» **What you have to do**
Output the material beneath exactly, leaving nothing out.

» **Entries supplied**
[START]

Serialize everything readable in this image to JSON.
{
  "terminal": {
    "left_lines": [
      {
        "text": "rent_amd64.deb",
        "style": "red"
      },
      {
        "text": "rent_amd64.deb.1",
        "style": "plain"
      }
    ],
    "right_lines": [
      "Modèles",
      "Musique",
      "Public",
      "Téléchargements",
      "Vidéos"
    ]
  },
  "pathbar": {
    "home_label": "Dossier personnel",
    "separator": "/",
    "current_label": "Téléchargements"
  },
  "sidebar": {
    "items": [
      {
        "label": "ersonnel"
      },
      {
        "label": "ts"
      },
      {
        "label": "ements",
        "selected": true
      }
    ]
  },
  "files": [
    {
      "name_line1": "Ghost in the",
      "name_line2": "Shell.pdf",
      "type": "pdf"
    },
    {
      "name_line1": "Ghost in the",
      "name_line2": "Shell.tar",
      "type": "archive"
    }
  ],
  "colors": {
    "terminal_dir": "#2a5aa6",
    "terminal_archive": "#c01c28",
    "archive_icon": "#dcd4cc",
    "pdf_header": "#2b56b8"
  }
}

[END]

» **Completed exercise**
Serialize everything readable in this image to JSON.
{
  "terminal": {
    "left_lines": [
      {
        "text": "rent_amd64.deb",
        "style": "red"
      },
      {
        "text": "rent_amd64.deb.1",
        "style": "plain"
      }
    ],
    "right_lines": [
      "Modèles",
      "Musique",
      "Public",
      "Téléchargements",
      "Vidéos"
    ]
  },
  "pathbar": {
    "home_label": "Dossier personnel",
    "separator": "/",
    "current_label": "Téléchargements"
  },
  "sidebar": {
    "items": [
      {
        "label": "ersonnel"
      },
      {
        "label": "ts"
      },
      {
        "label": "ements",
        "selected": true
      }
    ]
  },
  "files": [
    {
      "name_line1": "Ghost in the",
      "name_line2": "Shell.pdf",
      "type": "pdf"
    },
    {
      "name_line1": "Ghost in the",
      "name_line2": "Shell.tar",
      "type": "archive"
    }
  ],
  "colors": {
    "terminal_dir": "#2a5aa6",
    "terminal_archive": "#c01c28",
    "archive_icon": "#dcd4cc",
    "pdf_header": "#2b56b8"
  }
}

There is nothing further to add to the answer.